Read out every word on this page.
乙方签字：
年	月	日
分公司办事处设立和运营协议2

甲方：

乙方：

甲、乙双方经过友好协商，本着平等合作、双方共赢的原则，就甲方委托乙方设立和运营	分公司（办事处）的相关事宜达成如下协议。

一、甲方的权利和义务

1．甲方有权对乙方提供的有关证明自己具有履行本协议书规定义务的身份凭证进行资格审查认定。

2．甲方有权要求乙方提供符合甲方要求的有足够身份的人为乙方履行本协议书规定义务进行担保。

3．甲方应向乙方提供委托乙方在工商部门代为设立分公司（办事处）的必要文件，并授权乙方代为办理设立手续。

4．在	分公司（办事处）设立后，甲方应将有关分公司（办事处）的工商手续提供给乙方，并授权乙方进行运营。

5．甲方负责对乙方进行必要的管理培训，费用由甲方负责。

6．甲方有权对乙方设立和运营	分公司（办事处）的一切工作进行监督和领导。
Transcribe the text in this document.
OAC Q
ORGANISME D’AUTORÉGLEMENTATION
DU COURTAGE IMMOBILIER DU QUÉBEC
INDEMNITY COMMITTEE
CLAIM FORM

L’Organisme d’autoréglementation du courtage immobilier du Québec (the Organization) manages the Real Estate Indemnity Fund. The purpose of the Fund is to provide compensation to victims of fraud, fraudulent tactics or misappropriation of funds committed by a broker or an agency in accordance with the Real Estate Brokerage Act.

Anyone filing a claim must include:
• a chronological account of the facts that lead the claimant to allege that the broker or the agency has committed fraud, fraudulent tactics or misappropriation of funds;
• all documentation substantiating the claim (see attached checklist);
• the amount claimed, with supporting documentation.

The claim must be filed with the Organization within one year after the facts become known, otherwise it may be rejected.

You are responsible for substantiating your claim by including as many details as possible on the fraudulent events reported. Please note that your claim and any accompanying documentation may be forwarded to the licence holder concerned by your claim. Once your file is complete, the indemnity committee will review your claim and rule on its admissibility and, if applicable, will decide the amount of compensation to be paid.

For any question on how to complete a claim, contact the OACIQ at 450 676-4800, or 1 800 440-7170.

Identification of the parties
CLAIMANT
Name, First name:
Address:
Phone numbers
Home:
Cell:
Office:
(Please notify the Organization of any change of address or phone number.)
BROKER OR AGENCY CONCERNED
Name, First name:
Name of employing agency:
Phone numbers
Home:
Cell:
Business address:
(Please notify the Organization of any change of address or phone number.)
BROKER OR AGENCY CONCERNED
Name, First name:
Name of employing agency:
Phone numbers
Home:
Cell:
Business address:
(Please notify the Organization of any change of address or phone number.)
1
━━━━━━━━━━━━━━━━━━━━━━━━━━━━━━
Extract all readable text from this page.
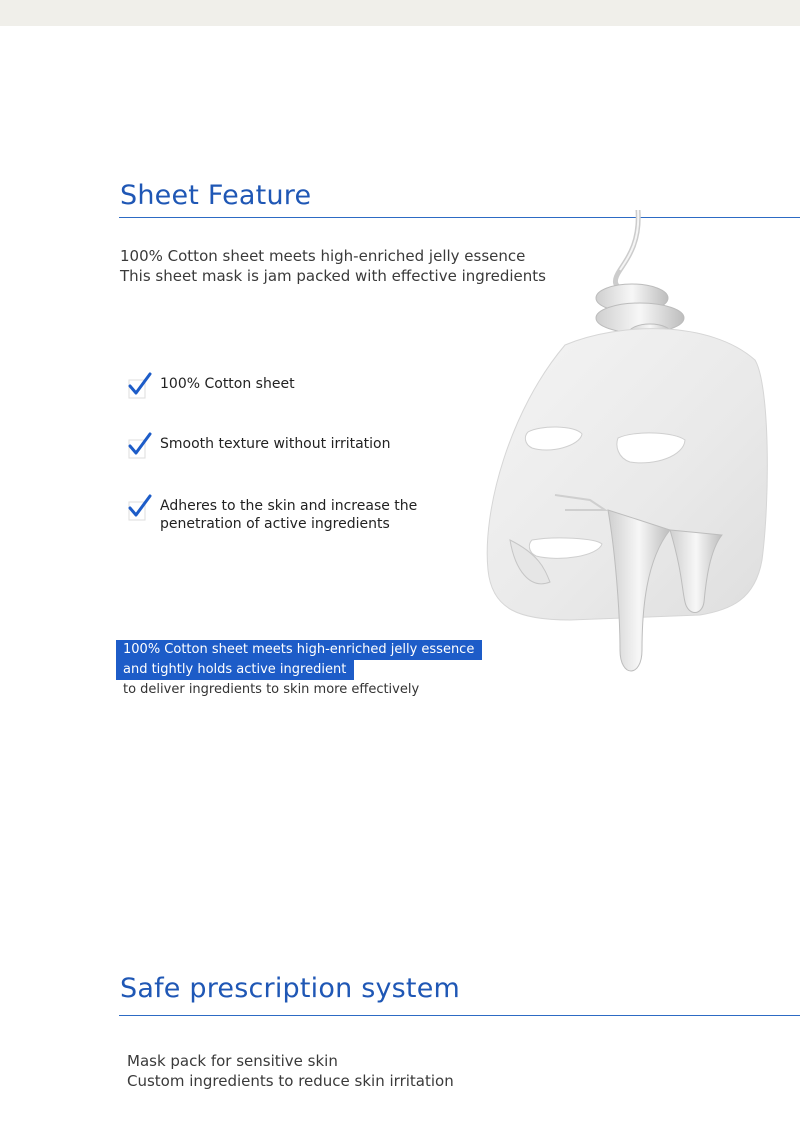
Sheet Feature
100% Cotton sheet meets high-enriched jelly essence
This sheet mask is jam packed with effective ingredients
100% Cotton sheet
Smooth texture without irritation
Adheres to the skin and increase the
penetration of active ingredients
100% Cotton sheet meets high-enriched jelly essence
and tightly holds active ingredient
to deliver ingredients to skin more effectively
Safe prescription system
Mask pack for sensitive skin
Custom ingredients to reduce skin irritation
━━━━━━━━━━━━━━━━━━━━━━━━━━━━━━
OBJECTIVE:
Where a line in the material contains "complete", copy that line.

THE RESPONSE:
You are responsible for substantiating your claim by including as many details as possible on the fraudulent events reported. Please note that your claim and any accompanying documentation may be forwarded to the licence holder concerned by your claim. Once your file is complete, the indemnity committee will review your claim and rule on its admissibility and, if applicable, will decide the amount of compensation to be paid.
For any question on how to complete a claim, contact the OACIQ at 450 676-4800, or 1 800 440-7170.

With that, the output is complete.